- [Task statement]: Find the lines below that contain the string "plan". Copy each one.

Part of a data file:
-------------------------

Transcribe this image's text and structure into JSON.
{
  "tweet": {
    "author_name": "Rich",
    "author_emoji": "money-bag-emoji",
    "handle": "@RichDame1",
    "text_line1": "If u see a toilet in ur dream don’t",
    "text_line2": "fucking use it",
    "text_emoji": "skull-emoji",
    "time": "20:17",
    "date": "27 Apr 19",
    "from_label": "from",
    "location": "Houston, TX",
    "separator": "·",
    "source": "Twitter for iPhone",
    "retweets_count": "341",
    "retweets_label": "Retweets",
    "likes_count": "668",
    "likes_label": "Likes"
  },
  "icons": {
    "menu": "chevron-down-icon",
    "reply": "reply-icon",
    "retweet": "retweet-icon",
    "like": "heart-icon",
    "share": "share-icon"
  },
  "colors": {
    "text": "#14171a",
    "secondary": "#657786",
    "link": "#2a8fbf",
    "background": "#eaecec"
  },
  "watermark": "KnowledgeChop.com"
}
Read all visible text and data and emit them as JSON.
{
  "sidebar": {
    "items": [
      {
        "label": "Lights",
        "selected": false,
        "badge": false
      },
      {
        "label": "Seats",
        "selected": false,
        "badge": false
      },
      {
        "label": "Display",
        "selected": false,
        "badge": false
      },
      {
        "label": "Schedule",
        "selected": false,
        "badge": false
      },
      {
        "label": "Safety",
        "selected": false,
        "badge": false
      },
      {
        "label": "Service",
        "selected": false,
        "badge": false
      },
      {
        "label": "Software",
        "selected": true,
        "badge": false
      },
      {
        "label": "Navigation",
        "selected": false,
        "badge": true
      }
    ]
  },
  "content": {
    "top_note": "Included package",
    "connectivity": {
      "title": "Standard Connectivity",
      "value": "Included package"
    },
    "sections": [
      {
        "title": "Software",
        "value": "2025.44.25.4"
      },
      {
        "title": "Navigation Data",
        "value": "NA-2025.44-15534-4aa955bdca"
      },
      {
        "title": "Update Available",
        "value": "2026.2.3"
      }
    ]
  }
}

-------------------------

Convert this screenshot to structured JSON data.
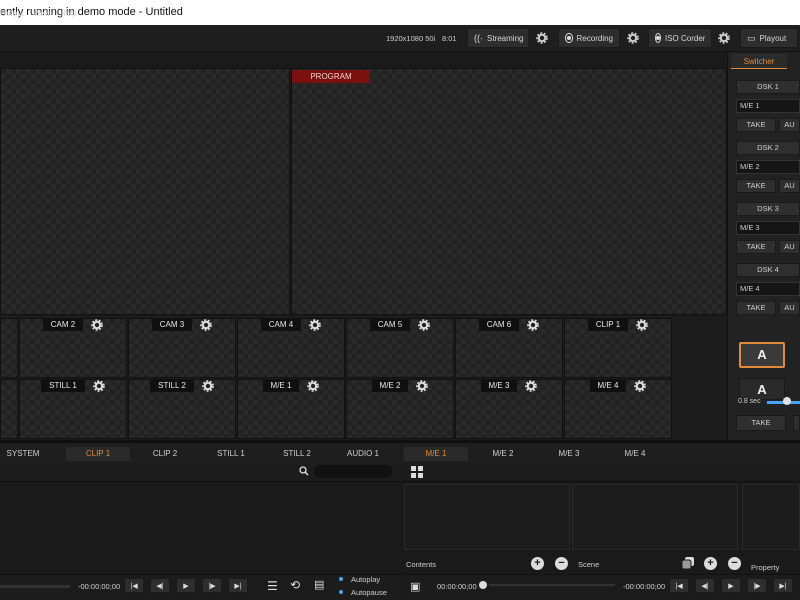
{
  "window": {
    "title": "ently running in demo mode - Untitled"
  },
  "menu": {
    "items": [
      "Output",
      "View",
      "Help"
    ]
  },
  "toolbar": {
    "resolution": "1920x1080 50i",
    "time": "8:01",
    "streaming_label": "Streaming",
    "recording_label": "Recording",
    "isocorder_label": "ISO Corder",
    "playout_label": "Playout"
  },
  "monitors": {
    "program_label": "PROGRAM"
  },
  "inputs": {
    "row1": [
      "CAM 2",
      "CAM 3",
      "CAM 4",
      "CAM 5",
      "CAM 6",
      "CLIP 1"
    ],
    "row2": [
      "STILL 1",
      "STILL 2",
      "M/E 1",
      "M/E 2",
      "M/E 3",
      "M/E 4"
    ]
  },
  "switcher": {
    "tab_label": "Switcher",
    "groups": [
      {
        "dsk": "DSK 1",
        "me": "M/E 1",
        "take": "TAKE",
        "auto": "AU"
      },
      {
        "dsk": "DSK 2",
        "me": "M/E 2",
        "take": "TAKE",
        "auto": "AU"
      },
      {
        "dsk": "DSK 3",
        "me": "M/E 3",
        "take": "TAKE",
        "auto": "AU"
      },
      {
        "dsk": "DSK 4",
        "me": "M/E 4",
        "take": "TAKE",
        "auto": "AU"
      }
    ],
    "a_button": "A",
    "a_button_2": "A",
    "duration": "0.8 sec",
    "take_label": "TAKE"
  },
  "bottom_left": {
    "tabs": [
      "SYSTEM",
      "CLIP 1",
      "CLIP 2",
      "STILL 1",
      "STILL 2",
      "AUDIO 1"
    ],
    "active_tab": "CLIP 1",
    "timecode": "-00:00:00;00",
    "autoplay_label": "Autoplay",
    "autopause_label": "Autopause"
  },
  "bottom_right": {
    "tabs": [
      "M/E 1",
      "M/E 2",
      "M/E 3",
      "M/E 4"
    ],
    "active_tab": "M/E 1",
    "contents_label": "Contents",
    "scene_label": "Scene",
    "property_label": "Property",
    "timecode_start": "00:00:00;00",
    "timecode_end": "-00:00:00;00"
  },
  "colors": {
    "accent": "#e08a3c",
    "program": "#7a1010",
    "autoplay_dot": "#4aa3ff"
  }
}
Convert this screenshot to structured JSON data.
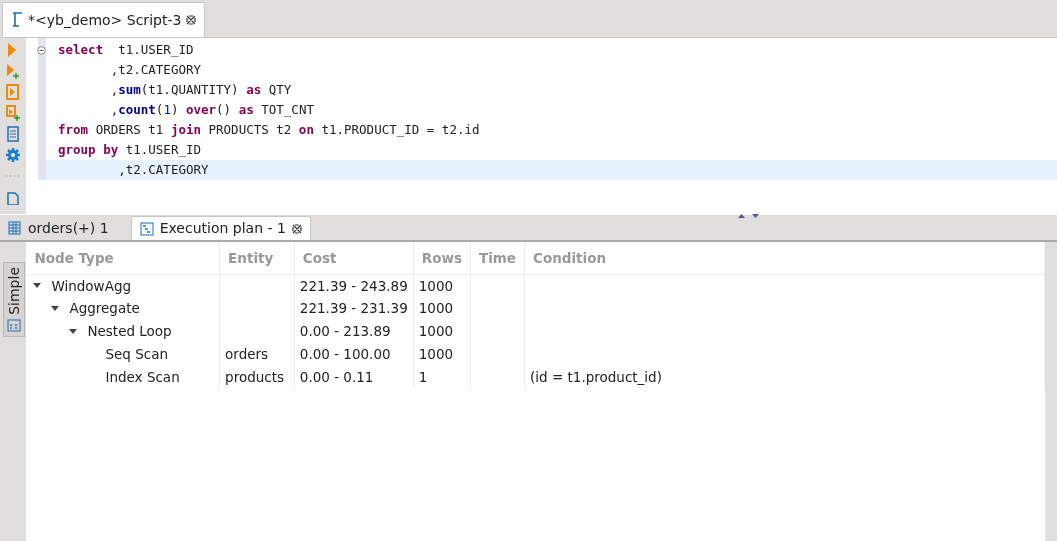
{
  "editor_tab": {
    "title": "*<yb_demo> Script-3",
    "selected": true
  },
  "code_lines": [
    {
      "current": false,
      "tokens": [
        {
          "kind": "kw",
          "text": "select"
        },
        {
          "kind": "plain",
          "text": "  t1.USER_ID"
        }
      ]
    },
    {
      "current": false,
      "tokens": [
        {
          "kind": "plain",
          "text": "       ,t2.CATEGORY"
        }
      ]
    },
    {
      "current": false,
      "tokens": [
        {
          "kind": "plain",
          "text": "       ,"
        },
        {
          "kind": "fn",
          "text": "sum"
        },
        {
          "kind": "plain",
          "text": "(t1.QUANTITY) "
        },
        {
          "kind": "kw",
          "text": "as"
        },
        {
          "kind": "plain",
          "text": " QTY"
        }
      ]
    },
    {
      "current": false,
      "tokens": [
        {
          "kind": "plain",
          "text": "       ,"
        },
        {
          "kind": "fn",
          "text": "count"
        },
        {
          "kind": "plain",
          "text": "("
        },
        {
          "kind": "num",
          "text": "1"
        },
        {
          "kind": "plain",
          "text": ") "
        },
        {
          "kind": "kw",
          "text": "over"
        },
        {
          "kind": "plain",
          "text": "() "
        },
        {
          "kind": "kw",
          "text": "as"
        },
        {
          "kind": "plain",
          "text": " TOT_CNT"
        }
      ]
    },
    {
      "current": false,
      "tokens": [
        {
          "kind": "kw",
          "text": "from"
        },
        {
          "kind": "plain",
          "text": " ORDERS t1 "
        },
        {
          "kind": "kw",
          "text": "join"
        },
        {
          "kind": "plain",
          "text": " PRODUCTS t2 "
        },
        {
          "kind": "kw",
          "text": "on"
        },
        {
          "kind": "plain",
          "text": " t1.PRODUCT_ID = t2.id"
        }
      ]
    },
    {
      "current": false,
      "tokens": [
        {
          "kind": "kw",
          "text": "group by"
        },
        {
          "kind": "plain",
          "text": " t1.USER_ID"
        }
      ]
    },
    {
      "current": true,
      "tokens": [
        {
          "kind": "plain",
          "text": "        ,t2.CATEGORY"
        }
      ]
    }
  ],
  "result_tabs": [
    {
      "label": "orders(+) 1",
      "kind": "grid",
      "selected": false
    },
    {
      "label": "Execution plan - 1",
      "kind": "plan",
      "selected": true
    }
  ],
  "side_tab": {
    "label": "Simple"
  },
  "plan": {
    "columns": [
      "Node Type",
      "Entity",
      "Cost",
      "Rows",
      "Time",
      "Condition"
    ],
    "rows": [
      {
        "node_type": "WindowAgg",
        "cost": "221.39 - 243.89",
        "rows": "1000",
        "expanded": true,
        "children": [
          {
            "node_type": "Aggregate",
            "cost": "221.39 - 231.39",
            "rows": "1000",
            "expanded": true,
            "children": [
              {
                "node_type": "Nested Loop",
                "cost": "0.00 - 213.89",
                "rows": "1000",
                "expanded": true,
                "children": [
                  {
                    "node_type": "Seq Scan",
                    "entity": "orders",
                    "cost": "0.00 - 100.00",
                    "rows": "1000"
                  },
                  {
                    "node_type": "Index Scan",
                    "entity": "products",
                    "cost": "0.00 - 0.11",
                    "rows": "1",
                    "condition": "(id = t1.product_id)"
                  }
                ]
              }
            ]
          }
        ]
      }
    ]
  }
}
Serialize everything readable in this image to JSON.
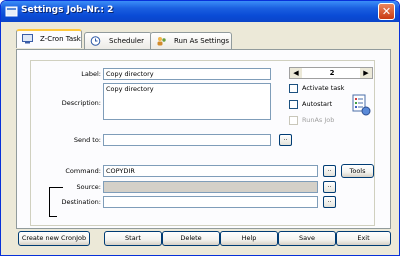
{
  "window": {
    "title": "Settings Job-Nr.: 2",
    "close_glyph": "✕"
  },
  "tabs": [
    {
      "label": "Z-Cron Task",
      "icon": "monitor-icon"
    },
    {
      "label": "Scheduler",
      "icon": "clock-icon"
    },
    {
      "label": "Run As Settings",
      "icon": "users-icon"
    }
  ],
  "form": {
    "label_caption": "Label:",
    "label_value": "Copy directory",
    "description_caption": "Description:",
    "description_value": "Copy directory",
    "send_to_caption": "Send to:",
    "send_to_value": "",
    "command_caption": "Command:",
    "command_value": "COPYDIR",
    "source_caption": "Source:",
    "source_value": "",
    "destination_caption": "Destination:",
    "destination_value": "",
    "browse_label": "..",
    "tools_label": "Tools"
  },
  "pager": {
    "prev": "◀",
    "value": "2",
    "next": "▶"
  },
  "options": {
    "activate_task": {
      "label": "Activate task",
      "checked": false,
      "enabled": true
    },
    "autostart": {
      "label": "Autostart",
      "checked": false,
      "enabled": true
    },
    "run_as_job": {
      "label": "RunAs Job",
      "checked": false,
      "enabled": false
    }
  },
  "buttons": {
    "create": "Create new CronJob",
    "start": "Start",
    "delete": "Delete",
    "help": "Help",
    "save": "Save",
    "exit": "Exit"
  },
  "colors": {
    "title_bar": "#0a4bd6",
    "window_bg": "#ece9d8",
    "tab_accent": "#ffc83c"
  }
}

-------------------------

- [Written response]:
      "label": "Execution plan - 1",
      "kind": "plan",
  "plan": {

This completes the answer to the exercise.